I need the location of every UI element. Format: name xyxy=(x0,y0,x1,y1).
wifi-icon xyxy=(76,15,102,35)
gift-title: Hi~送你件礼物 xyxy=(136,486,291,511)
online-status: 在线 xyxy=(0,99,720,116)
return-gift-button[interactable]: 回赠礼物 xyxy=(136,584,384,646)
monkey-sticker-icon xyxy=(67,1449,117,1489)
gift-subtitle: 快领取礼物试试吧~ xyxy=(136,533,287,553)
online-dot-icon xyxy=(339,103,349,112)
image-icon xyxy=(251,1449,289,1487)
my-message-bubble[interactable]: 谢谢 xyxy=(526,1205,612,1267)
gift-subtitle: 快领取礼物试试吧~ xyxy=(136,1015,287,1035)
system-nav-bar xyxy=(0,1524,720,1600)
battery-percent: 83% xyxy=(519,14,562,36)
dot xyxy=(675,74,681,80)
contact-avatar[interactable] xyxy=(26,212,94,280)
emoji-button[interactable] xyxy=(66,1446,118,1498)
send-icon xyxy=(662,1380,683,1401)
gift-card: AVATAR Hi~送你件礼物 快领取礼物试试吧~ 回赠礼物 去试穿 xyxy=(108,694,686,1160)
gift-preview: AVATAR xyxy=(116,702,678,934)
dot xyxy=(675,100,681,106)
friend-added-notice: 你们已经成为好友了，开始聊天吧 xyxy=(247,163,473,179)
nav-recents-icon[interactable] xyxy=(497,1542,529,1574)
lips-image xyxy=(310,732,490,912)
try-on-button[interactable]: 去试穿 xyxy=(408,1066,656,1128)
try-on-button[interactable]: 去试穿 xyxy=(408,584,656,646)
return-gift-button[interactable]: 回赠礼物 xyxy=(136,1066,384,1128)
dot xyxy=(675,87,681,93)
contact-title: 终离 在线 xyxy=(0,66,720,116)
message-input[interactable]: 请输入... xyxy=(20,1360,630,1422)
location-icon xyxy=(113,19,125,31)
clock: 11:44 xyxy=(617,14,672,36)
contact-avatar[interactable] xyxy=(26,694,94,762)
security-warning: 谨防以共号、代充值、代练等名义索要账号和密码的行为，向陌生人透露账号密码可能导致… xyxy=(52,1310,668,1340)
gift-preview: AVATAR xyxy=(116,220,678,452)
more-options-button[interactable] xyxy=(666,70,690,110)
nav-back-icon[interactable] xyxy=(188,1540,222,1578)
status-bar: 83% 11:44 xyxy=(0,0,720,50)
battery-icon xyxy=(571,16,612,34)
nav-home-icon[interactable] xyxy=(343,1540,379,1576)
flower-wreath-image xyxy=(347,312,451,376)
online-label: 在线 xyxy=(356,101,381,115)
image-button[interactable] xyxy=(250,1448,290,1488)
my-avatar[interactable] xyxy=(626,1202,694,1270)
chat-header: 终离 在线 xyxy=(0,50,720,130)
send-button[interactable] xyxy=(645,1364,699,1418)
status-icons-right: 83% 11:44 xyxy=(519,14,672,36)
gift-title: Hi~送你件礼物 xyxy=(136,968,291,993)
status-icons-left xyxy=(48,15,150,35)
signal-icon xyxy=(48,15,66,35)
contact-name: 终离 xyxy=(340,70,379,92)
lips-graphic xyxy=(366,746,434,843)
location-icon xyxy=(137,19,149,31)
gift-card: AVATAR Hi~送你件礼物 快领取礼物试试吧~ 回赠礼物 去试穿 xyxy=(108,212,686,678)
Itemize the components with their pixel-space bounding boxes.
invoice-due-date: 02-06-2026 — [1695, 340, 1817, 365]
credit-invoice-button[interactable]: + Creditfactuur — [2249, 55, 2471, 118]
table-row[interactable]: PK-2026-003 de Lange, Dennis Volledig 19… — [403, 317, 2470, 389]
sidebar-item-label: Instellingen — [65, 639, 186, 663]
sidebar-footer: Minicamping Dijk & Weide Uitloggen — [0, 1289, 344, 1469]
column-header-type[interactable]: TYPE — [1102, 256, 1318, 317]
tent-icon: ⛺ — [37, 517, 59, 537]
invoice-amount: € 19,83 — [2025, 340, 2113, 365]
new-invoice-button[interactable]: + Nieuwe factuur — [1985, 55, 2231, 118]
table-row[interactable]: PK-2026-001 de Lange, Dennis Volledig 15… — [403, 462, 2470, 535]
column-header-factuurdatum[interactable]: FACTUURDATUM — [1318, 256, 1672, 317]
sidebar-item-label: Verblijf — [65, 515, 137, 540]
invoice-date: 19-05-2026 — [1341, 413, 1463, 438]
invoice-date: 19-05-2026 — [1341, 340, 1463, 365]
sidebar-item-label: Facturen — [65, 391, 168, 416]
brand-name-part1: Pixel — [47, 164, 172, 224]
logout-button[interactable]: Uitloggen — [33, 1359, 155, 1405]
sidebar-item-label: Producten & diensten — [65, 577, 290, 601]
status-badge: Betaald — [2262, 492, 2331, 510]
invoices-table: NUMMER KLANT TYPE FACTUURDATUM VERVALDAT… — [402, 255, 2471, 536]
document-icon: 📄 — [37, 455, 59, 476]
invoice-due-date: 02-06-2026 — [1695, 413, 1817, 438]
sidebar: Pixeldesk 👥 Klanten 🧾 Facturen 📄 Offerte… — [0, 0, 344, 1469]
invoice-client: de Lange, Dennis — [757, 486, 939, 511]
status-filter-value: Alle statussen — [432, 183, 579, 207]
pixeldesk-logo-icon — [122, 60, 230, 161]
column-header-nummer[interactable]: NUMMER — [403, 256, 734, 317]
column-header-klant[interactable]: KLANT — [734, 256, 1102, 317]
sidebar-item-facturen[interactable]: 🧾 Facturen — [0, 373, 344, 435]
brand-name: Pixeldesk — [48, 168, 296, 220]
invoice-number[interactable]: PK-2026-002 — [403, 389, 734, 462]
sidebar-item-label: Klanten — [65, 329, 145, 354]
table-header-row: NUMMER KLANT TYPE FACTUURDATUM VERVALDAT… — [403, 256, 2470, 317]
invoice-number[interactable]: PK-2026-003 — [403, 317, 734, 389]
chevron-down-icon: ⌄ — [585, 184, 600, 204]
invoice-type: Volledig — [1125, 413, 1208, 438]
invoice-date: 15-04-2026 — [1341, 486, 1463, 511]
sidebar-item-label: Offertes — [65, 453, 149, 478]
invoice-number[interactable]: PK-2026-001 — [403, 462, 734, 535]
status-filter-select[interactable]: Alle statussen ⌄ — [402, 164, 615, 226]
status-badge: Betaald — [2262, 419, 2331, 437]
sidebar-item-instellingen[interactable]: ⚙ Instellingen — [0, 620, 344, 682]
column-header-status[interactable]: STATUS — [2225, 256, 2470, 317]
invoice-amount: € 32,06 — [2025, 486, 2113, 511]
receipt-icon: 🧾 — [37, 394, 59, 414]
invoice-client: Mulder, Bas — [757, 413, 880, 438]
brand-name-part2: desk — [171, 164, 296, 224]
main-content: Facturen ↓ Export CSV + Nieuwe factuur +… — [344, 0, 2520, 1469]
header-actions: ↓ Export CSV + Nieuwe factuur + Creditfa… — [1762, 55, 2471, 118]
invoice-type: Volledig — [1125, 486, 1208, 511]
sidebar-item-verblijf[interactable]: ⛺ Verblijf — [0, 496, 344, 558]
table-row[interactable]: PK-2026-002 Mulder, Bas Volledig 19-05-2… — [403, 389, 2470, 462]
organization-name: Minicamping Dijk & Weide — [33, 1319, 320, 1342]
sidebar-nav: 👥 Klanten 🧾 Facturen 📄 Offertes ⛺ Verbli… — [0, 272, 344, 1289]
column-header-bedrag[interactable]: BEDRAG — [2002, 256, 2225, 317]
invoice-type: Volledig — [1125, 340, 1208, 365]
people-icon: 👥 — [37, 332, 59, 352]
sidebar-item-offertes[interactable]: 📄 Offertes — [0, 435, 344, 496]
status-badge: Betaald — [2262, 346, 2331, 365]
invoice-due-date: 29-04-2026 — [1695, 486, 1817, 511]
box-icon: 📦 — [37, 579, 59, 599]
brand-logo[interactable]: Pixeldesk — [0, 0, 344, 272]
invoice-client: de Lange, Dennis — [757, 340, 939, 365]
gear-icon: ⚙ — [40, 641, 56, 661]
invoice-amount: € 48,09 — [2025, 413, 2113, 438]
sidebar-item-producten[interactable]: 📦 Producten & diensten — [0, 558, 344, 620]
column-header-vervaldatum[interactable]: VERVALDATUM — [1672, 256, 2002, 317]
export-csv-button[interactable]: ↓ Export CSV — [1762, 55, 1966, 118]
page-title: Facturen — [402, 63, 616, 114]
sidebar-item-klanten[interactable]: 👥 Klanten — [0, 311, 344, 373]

===

§ **WHAT THIS TASK INVOLVES**
Rewrite the material starting at its first line and ending at the line that contains "回赠礼物 去试穿 xyxy=(108,694,686,1160)", changing "gift-subtitle" to "gift-caption" and leaving everything else unchanged.

§ **THE ANSWER**
I need the location of every UI element. Format: name xyxy=(x0,y0,x1,y1).
wifi-icon xyxy=(76,15,102,35)
gift-title: Hi~送你件礼物 xyxy=(136,486,291,511)
online-status: 在线 xyxy=(0,99,720,116)
return-gift-button[interactable]: 回赠礼物 xyxy=(136,584,384,646)
monkey-sticker-icon xyxy=(67,1449,117,1489)
gift-caption: 快领取礼物试试吧~ xyxy=(136,533,287,553)
online-dot-icon xyxy=(339,103,349,112)
image-icon xyxy=(251,1449,289,1487)
my-message-bubble[interactable]: 谢谢 xyxy=(526,1205,612,1267)
gift-caption: 快领取礼物试试吧~ xyxy=(136,1015,287,1035)
system-nav-bar xyxy=(0,1524,720,1600)
battery-percent: 83% xyxy=(519,14,562,36)
dot xyxy=(675,74,681,80)
contact-avatar[interactable] xyxy=(26,212,94,280)
emoji-button[interactable] xyxy=(66,1446,118,1498)
send-icon xyxy=(662,1380,683,1401)
gift-card: AVATAR Hi~送你件礼物 快领取礼物试试吧~ 回赠礼物 去试穿 xyxy=(108,694,686,1160)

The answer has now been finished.